### Material for this task
◆ ◆ ◆ ◆

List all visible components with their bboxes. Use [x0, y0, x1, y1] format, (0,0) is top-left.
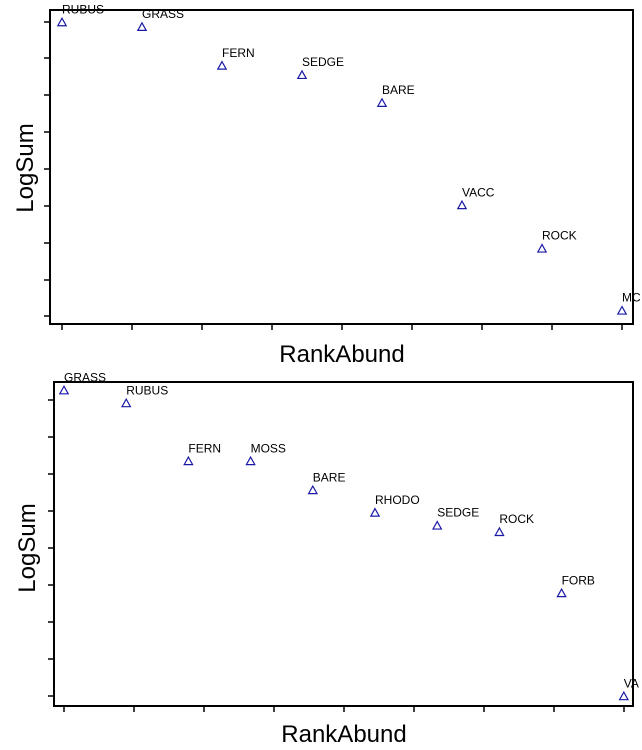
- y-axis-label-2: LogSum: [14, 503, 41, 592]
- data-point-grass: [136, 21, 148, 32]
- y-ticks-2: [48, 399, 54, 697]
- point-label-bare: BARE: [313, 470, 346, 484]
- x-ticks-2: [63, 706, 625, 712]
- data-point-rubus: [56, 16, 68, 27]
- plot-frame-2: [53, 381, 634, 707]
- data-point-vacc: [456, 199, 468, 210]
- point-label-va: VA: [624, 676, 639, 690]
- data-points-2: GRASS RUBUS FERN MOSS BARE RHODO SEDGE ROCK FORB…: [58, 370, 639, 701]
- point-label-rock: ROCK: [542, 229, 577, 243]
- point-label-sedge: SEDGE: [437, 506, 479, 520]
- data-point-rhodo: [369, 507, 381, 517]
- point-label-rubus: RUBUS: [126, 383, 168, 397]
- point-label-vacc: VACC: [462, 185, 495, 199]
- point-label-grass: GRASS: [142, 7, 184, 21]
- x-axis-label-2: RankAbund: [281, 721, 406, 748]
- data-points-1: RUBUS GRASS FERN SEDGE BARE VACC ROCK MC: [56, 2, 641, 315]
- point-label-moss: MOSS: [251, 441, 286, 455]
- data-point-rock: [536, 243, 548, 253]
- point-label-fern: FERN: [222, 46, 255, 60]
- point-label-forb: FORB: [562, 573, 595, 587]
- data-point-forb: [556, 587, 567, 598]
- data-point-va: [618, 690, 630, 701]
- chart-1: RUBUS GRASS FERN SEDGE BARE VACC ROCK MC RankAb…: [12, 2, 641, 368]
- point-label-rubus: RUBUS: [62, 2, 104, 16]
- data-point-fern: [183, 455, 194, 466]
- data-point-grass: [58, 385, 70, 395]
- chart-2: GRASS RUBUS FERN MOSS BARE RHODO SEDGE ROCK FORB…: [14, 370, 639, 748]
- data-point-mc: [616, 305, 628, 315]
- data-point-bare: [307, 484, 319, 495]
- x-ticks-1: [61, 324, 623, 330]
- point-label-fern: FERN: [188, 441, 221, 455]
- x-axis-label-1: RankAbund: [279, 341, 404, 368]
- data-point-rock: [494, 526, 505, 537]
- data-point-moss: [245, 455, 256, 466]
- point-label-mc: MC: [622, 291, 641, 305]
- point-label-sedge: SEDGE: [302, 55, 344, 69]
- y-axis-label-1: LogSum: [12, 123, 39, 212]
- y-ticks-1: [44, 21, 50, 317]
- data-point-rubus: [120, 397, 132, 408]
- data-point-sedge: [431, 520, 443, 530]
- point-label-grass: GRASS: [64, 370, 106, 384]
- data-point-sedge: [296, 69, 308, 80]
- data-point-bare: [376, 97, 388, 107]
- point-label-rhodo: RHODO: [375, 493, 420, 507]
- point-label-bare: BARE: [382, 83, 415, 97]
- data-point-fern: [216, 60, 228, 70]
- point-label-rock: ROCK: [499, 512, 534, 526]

◆ ◆ ◆ ◆

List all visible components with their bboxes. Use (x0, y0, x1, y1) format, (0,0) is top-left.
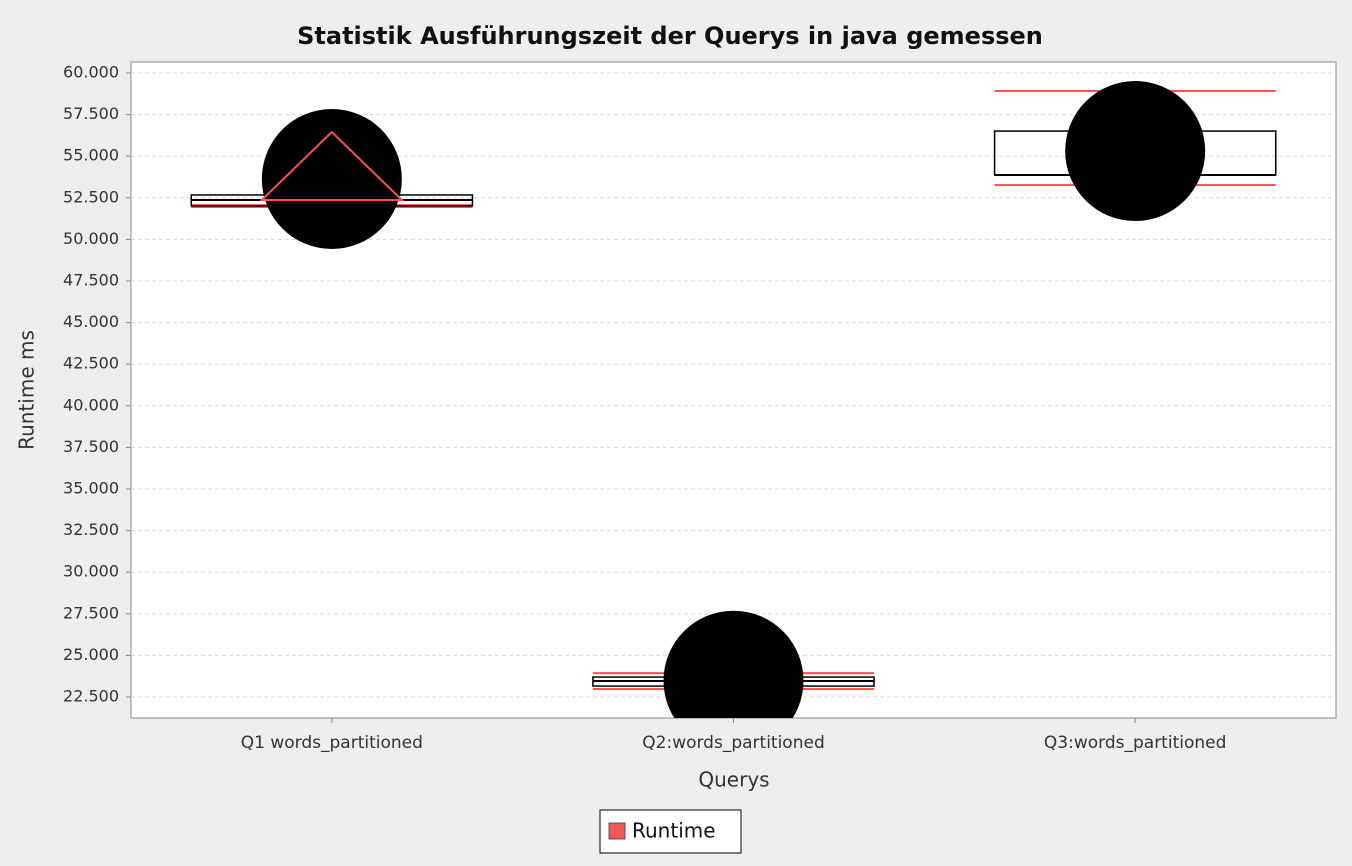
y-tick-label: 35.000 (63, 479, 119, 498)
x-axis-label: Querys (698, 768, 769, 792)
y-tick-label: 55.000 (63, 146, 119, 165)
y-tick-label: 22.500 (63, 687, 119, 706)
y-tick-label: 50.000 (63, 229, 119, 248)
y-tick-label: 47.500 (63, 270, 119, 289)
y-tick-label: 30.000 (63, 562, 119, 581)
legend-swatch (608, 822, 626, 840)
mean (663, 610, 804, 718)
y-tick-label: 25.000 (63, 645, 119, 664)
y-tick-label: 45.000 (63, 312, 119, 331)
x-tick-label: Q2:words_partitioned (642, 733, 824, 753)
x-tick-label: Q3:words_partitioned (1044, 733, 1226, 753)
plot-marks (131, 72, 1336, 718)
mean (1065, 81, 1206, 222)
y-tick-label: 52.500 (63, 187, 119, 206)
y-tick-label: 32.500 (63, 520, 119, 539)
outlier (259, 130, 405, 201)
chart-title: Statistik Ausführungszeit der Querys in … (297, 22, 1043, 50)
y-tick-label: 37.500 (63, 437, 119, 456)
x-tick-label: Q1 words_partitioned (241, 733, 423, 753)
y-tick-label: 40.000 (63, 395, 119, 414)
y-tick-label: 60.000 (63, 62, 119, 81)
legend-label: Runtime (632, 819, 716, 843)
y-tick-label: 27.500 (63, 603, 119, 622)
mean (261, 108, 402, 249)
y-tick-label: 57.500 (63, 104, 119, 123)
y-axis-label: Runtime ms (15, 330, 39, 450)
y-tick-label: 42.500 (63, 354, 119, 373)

◆ ◆ ◆ ◆

### Problem to solve
Rewrite the records from the line with "- y-axis-label-2: LogSum: [14, 503, 41, 592]" to the line with "- data-point-rhodo: [369, 507, 381, 517]", changing every "point-label" to "point-caption" and keeping everything else as it stands. Return only those lines.

### Task response
- y-axis-label-2: LogSum: [14, 503, 41, 592]
- data-point-grass: [136, 21, 148, 32]
- y-ticks-2: [48, 399, 54, 697]
- point-caption-bare: BARE: [313, 470, 346, 484]
- x-ticks-2: [63, 706, 625, 712]
- data-point-rubus: [56, 16, 68, 27]
- plot-frame-2: [53, 381, 634, 707]
- data-point-vacc: [456, 199, 468, 210]
- point-caption-va: VA: [624, 676, 639, 690]
- data-points-2: GRASS RUBUS FERN MOSS BARE RHODO SEDGE ROCK FORB…: [58, 370, 639, 701]
- point-caption-rock: ROCK: [542, 229, 577, 243]
- point-caption-sedge: SEDGE: [437, 506, 479, 520]
- data-point-rhodo: [369, 507, 381, 517]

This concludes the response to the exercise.